Provided material
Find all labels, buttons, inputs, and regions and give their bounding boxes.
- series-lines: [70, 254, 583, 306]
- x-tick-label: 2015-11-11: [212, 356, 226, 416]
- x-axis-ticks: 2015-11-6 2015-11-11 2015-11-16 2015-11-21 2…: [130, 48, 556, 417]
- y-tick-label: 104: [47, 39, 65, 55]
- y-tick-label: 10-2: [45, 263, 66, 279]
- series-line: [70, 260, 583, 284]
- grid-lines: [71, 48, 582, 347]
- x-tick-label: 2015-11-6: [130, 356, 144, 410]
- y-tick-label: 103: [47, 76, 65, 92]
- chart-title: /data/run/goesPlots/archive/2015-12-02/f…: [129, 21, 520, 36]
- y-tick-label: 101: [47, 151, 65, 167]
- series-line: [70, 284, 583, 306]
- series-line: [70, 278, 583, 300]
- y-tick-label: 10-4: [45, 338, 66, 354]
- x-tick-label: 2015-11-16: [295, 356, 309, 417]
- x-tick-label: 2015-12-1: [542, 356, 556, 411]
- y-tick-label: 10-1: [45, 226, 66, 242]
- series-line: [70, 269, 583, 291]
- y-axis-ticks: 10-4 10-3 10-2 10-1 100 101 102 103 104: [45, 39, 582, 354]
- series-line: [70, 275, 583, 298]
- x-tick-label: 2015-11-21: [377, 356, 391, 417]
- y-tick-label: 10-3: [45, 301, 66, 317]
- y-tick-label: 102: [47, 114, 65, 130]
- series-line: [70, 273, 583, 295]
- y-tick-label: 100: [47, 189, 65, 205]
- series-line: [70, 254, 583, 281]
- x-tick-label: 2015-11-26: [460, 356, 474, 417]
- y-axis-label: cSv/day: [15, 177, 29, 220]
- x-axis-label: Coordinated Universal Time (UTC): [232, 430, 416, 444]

What you are asked to do
Output every line of the listing above as a JSON array of strings, one string per line, leaving out blank lines.

Right answer
[
  "Find all labels, buttons, inputs, and regions and give their bounding boxes.",
  "- series-lines: [70, 254, 583, 306]",
  "- x-tick-label: 2015-11-11: [212, 356, 226, 416]",
  "- x-axis-ticks: 2015-11-6 2015-11-11 2015-11-16 2015-11-21 2…: [130, 48, 556, 417]",
  "- y-tick-label: 104: [47, 39, 65, 55]",
  "- y-tick-label: 10-2: [45, 263, 66, 279]",
  "- series-line: [70, 260, 583, 284]",
  "- grid-lines: [71, 48, 582, 347]",
  "- x-tick-label: 2015-11-6: [130, 356, 144, 410]",
  "- y-tick-label: 103: [47, 76, 65, 92]",
  "- chart-title: /data/run/goesPlots/archive/2015-12-02/f…: [129, 21, 520, 36]",
  "- y-tick-label: 101: [47, 151, 65, 167]",
  "- series-line: [70, 284, 583, 306]",
  "- series-line: [70, 278, 583, 300]",
  "- y-tick-label: 10-4: [45, 338, 66, 354]",
  "- x-tick-label: 2015-11-16: [295, 356, 309, 417]",
  "- x-tick-label: 2015-12-1: [542, 356, 556, 411]",
  "- y-tick-label: 10-1: [45, 226, 66, 242]",
  "- series-line: [70, 269, 583, 291]",
  "- y-axis-ticks: 10-4 10-3 10-2 10-1 100 101 102 103 104: [45, 39, 582, 354]",
  "- series-line: [70, 275, 583, 298]",
  "- x-tick-label: 2015-11-21: [377, 356, 391, 417]",
  "- y-tick-label: 10-3: [45, 301, 66, 317]",
  "- y-tick-label: 102: [47, 114, 65, 130]",
  "- series-line: [70, 273, 583, 295]",
  "- y-tick-label: 100: [47, 189, 65, 205]",
  "- series-line: [70, 254, 583, 281]",
  "- x-tick-label: 2015-11-26: [460, 356, 474, 417]",
  "- y-axis-label: cSv/day: [15, 177, 29, 220]",
  "- x-axis-label: Coordinated Universal Time (UTC): [232, 430, 416, 444]"
]